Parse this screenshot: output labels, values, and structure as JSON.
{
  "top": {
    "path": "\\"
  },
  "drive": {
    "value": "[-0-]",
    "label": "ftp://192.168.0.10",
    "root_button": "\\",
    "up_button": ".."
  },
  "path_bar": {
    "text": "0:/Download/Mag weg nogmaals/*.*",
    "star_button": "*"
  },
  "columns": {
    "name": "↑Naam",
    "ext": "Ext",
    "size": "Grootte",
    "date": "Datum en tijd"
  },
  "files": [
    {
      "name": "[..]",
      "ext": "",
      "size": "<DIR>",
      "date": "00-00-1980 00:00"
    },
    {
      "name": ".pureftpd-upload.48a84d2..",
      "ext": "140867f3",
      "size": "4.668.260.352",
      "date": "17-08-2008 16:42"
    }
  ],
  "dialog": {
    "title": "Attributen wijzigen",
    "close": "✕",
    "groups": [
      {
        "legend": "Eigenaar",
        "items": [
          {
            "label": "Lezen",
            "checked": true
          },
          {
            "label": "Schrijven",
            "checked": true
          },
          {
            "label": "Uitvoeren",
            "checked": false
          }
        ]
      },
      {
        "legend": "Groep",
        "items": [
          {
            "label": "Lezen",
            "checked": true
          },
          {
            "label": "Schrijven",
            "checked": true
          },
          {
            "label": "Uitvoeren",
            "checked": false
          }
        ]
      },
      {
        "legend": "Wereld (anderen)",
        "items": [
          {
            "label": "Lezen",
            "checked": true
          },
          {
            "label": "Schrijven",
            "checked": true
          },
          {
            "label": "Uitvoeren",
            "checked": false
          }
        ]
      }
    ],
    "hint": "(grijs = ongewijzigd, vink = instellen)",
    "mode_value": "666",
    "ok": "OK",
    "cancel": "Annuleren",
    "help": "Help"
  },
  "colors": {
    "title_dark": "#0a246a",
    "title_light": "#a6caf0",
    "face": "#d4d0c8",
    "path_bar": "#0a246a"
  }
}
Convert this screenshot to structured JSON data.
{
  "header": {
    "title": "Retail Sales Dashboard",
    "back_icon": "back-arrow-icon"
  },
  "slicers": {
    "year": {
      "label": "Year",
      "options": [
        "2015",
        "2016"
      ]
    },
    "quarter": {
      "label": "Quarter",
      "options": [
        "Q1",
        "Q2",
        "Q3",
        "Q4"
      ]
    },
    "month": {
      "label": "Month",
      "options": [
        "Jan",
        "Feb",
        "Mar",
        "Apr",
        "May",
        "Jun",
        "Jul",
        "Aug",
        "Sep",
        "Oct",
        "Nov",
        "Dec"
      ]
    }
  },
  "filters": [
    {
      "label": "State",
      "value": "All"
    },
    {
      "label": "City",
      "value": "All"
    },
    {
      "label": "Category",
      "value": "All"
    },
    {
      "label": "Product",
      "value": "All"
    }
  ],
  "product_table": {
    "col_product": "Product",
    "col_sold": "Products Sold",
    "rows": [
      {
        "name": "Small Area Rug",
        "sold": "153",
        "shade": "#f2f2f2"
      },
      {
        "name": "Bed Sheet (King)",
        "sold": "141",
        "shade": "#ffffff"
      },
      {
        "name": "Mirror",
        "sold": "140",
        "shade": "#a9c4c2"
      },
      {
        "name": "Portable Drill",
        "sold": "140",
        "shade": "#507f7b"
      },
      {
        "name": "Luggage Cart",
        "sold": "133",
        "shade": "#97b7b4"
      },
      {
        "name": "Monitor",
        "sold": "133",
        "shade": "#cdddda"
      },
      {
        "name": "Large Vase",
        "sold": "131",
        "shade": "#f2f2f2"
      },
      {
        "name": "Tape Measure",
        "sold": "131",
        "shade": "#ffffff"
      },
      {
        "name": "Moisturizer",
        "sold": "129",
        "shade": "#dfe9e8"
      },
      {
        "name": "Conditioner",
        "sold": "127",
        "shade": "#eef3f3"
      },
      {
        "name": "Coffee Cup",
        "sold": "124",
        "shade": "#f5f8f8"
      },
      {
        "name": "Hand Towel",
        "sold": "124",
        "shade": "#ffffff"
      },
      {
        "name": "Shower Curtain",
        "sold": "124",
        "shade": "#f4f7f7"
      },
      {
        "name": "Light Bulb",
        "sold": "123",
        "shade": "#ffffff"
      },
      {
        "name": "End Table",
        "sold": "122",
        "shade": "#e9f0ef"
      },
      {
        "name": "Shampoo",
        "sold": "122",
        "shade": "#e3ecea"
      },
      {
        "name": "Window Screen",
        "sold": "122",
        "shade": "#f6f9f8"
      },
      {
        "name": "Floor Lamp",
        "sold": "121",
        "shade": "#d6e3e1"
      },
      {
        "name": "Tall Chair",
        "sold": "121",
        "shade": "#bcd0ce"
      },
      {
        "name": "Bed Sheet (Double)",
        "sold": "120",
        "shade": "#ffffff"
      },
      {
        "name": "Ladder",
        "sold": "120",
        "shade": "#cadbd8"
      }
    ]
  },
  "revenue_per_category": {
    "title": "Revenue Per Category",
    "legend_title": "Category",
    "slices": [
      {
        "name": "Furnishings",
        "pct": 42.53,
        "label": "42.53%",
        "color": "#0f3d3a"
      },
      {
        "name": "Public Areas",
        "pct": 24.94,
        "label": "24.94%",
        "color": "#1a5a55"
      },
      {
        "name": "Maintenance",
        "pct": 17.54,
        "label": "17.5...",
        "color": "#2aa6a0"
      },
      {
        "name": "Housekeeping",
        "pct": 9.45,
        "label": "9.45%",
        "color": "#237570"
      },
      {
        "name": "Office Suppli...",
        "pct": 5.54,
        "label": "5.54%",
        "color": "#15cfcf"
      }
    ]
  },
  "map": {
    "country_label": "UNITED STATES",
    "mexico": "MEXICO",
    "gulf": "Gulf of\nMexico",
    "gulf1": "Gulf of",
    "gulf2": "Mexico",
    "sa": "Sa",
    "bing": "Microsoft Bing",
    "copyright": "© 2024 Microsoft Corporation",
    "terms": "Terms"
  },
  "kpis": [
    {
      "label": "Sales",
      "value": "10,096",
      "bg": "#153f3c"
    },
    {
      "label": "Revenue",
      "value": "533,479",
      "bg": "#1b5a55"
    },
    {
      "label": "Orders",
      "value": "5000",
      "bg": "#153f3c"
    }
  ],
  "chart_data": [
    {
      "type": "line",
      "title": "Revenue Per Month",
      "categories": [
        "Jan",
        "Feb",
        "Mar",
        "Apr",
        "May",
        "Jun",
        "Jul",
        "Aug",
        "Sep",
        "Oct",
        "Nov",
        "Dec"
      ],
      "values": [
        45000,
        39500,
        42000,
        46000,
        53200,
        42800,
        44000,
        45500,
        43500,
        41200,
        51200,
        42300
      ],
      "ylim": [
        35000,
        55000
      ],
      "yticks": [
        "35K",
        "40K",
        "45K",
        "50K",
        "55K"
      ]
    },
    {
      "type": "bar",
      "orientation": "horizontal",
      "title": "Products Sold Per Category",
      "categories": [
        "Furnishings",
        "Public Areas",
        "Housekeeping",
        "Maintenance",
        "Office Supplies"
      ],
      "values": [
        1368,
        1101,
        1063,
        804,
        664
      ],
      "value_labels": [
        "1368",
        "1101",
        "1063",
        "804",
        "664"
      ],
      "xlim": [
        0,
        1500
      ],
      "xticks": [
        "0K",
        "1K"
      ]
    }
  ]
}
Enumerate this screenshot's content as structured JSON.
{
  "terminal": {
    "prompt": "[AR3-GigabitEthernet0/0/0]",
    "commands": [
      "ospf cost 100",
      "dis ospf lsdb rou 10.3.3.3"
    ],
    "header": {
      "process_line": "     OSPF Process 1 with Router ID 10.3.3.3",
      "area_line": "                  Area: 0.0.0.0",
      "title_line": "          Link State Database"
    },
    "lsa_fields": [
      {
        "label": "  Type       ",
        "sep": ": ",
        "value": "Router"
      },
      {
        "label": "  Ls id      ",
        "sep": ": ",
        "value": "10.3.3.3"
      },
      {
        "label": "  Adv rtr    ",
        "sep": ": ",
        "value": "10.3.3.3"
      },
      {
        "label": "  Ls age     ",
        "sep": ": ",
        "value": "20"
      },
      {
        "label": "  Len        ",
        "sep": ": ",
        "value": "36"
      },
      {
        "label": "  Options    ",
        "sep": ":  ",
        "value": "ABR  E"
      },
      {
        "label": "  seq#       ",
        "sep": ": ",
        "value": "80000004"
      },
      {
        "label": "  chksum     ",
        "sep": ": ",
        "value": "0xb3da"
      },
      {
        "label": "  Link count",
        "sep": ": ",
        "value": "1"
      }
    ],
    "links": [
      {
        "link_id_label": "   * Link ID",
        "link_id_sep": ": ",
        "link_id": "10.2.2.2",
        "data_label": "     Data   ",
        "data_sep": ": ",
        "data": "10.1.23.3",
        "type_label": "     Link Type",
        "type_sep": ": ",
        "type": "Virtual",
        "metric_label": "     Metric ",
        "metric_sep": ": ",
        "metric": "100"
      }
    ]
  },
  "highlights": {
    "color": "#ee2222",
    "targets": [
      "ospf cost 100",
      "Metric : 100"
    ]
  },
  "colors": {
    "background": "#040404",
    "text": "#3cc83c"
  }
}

═══

> Problem description: Collect each line of the entries that has the word "this", copying it in full.

> Written answer:
Parse this screenshot: output labels, values, and structure as JSON.
Convert this screenshot to structured JSON data.
Enumerate this screenshot's content as structured JSON.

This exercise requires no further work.